Dataset records:
=-=-=-=-=
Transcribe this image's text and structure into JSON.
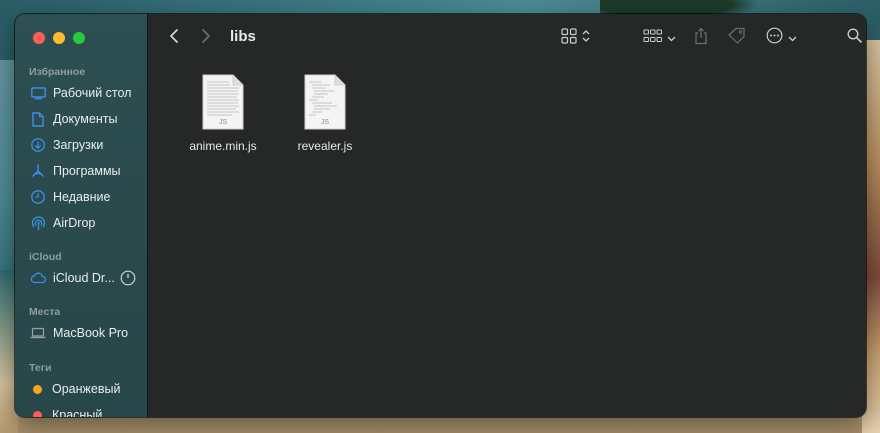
{
  "window": {
    "title": "libs"
  },
  "sidebar": {
    "sections": [
      {
        "title": "Избранное",
        "items": [
          {
            "label": "Рабочий стол",
            "icon": "desktop-icon"
          },
          {
            "label": "Документы",
            "icon": "document-icon"
          },
          {
            "label": "Загрузки",
            "icon": "download-icon"
          },
          {
            "label": "Программы",
            "icon": "applications-icon"
          },
          {
            "label": "Недавние",
            "icon": "clock-icon"
          },
          {
            "label": "AirDrop",
            "icon": "airdrop-icon"
          }
        ]
      },
      {
        "title": "iCloud",
        "items": [
          {
            "label": "iCloud Dr...",
            "icon": "cloud-icon"
          }
        ]
      },
      {
        "title": "Места",
        "items": [
          {
            "label": "MacBook Pro",
            "icon": "laptop-icon"
          }
        ]
      },
      {
        "title": "Теги",
        "items": [
          {
            "label": "Оранжевый",
            "color": "#f5a623"
          },
          {
            "label": "Красный",
            "color": "#ff5b57"
          }
        ]
      }
    ]
  },
  "files": [
    {
      "name": "anime.min.js",
      "badge": "JS"
    },
    {
      "name": "revealer.js",
      "badge": "JS"
    }
  ],
  "colors": {
    "accent": "#3d8ee5",
    "traffic_red": "#ff5f57",
    "traffic_yellow": "#febc2e",
    "traffic_green": "#28c840"
  }
}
=-=-=-=-=
Exercise details:
Take every line containing the word "title" and copy it.

Solution to this task:
    "title": "libs"
        "title": "Избранное",
        "title": "iCloud",
        "title": "Места",
        "title": "Теги",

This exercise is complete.